→ **Data records**

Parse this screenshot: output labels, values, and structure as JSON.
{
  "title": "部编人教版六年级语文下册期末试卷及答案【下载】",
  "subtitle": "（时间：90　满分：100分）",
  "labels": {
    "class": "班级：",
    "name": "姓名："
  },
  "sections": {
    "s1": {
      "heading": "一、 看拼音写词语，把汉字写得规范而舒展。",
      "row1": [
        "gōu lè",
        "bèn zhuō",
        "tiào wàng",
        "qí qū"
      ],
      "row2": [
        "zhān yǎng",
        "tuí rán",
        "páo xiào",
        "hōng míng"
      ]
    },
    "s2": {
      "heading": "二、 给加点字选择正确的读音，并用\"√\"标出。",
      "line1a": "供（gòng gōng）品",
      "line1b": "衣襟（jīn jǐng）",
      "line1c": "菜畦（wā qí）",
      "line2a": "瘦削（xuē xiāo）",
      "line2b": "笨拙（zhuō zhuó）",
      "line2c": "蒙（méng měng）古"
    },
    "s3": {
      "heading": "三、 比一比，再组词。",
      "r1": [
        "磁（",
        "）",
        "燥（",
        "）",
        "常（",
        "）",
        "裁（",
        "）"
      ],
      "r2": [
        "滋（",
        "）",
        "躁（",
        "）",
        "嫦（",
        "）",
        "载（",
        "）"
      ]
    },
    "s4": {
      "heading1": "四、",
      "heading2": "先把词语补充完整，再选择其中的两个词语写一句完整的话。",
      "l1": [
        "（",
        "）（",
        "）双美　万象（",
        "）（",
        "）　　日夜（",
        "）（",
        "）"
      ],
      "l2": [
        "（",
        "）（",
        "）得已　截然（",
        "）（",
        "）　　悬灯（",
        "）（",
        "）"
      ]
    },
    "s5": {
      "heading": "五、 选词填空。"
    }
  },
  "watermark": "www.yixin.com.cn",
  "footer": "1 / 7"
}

→ **What you need to do**
Retype the entries one by one, exactly.

→ **Complete answer**
Parse this screenshot: output labels, values, and structure as JSON.
{
  "title": "部编人教版六年级语文下册期末试卷及答案【下载】",
  "subtitle": "（时间：90　满分：100分）",
  "labels": {
    "class": "班级：",
    "name": "姓名："
  },
  "sections": {
    "s1": {
      "heading": "一、 看拼音写词语，把汉字写得规范而舒展。",
      "row1": [
        "gōu lè",
        "bèn zhuō",
        "tiào wàng",
        "qí qū"
      ],
      "row2": [
        "zhān yǎng",
        "tuí rán",
        "páo xiào",
        "hōng míng"
      ]
    },
    "s2": {
      "heading": "二、 给加点字选择正确的读音，并用\"√\"标出。",
      "line1a": "供（gòng gōng）品",
      "line1b": "衣襟（jīn jǐng）",
      "line1c": "菜畦（wā qí）",
      "line2a": "瘦削（xuē xiāo）",
      "line2b": "笨拙（zhuō zhuó）",
      "line2c": "蒙（méng měng）古"
    },
    "s3": {
      "heading": "三、 比一比，再组词。",
      "r1": [
        "磁（",
        "）",
        "燥（",
        "）",
        "常（",
        "）",
        "裁（",
        "）"
      ],
      "r2": [
        "滋（",
        "）",
        "躁（",
        "）",
        "嫦（",
        "）",
        "载（",
        "）"
      ]
    },
    "s4": {
      "heading1": "四、",
      "heading2": "先把词语补充完整，再选择其中的两个词语写一句完整的话。",
      "l1": [
        "（",
        "）（",
        "）双美　万象（",
        "）（",
        "）　　日夜（",
        "）（",
        "）"
      ],
      "l2": [
        "（",
        "）（",
        "）得已　截然（",
        "）（",
        "）　　悬灯（",
        "）（",
        "）"
      ]
    },
    "s5": {
      "heading": "五、 选词填空。"
    }
  },
  "watermark": "www.yixin.com.cn",
  "footer": "1 / 7"
}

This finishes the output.